> Work to be completed: Find all lines in the listing that include the word "JSON", then copy them.

[Data listing]
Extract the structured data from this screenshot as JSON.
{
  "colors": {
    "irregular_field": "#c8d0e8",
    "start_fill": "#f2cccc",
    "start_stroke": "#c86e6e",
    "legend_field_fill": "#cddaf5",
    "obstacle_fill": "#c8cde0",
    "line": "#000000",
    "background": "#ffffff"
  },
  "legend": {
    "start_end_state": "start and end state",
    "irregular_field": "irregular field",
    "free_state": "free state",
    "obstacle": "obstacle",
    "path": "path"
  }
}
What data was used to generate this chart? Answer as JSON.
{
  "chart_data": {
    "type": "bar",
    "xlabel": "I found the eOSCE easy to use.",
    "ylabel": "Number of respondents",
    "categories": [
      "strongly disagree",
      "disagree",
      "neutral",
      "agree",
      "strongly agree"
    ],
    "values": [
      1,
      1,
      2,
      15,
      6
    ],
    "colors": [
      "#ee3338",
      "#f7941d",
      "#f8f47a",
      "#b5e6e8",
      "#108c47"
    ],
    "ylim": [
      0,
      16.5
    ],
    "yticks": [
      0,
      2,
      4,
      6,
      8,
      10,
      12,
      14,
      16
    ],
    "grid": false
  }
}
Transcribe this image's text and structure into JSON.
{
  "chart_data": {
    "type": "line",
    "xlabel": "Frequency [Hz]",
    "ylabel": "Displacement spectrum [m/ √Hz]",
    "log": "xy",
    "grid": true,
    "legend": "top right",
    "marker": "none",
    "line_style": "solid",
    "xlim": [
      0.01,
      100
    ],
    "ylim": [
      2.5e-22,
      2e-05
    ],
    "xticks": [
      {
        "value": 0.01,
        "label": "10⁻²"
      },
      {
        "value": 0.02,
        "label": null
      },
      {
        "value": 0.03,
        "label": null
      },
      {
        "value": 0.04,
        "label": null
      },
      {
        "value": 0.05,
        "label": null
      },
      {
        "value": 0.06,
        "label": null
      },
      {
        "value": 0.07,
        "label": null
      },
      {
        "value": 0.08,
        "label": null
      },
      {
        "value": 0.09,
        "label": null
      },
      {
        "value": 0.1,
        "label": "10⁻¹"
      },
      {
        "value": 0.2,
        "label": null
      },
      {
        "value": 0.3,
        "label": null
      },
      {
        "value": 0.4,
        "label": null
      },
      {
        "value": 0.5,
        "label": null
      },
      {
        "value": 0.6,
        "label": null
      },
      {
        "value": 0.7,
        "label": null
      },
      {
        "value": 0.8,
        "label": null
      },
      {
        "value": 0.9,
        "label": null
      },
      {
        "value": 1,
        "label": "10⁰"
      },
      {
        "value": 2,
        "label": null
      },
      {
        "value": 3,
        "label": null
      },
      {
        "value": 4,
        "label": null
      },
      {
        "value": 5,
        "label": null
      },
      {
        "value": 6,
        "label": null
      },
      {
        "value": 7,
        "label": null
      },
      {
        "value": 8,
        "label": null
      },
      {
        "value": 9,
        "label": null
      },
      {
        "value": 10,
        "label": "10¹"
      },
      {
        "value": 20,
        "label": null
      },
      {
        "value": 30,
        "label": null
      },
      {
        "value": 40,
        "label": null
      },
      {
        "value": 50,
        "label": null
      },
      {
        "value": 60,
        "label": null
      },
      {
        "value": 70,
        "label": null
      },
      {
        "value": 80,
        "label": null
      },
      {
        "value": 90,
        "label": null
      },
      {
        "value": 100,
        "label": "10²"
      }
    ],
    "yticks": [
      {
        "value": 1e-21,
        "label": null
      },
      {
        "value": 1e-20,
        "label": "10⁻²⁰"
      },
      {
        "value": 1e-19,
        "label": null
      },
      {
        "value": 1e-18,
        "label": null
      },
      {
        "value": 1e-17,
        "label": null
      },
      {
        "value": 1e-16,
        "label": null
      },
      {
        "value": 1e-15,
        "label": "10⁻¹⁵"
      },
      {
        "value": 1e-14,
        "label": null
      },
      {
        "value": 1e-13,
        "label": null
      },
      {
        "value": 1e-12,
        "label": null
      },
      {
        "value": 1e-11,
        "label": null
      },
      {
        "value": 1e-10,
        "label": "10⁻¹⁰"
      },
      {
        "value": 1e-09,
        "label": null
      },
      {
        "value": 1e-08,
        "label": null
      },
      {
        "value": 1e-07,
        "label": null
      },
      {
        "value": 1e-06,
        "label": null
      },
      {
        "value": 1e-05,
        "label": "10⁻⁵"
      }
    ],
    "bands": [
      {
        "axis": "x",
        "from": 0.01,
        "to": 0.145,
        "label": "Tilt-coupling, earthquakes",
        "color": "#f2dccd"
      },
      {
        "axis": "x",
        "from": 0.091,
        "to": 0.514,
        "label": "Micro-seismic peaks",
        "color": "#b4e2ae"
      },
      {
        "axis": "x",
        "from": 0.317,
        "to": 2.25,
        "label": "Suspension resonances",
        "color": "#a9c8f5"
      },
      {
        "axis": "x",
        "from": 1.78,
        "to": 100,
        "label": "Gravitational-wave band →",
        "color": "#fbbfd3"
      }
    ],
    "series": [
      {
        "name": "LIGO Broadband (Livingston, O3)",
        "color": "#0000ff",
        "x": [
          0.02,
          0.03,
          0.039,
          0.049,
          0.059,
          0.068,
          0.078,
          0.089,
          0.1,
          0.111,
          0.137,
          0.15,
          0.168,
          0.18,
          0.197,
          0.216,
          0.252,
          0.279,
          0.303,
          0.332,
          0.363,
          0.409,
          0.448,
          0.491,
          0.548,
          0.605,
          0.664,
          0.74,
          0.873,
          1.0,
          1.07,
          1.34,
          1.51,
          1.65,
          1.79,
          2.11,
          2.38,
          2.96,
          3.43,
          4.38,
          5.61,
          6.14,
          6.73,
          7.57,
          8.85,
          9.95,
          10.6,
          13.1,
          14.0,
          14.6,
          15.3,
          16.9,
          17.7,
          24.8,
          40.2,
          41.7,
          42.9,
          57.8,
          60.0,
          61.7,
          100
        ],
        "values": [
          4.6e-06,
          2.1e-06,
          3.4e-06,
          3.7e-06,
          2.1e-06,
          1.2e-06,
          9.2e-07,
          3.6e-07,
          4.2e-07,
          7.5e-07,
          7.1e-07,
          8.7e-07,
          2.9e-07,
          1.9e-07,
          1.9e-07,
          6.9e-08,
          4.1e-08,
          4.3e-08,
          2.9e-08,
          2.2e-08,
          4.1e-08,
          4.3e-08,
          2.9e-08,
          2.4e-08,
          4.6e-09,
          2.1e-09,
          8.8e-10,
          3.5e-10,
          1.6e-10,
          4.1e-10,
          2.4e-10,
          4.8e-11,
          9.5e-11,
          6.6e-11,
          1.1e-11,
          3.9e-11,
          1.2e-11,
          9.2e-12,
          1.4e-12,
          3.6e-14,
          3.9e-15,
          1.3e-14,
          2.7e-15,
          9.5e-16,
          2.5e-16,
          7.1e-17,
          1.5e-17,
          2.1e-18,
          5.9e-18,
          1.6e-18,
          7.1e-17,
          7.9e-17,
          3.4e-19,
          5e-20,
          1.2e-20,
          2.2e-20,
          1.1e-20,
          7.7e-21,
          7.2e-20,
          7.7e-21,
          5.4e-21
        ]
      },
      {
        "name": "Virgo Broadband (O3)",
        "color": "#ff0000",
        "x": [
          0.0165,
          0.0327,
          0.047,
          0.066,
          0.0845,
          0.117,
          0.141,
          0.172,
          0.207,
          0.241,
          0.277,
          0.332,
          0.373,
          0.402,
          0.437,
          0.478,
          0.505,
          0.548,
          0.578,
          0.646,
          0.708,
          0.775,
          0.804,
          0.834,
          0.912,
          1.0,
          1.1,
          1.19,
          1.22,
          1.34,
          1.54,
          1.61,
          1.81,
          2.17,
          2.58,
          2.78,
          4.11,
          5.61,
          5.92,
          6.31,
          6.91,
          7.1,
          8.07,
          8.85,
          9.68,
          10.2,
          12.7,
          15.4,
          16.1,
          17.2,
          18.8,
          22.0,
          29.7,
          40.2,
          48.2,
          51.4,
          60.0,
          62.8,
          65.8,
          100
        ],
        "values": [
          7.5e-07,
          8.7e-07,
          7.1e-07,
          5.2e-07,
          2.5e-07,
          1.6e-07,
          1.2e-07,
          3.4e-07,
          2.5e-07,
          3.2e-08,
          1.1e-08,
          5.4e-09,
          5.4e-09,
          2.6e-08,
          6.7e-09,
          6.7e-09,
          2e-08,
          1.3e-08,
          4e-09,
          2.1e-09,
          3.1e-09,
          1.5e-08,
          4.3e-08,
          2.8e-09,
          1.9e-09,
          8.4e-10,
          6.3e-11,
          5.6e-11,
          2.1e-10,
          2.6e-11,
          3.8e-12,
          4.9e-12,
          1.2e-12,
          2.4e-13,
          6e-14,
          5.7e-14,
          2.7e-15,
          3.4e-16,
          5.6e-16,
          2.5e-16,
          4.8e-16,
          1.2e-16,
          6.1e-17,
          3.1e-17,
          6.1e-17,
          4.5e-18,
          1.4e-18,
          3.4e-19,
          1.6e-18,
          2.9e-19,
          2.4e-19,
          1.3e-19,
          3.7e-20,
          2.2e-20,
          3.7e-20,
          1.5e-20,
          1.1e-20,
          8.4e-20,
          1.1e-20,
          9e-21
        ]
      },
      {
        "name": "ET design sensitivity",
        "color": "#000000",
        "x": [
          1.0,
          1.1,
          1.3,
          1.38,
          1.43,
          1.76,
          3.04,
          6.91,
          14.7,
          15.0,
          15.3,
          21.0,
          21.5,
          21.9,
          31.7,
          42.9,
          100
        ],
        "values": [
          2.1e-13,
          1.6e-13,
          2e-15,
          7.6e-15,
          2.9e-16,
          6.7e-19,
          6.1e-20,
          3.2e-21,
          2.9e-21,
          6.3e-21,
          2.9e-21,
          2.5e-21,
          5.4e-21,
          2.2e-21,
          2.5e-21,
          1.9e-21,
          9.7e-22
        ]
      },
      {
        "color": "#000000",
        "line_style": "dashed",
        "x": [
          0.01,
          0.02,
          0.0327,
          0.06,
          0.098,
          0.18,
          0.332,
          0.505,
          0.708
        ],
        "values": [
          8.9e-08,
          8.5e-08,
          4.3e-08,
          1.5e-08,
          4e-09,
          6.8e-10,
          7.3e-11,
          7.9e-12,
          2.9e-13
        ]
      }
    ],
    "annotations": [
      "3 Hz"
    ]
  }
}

> Answer to this problem:
Extract the structured data from this screenshot as JSON.
What data was used to generate this chart? Answer as JSON.
Transcribe this image's text and structure into JSON.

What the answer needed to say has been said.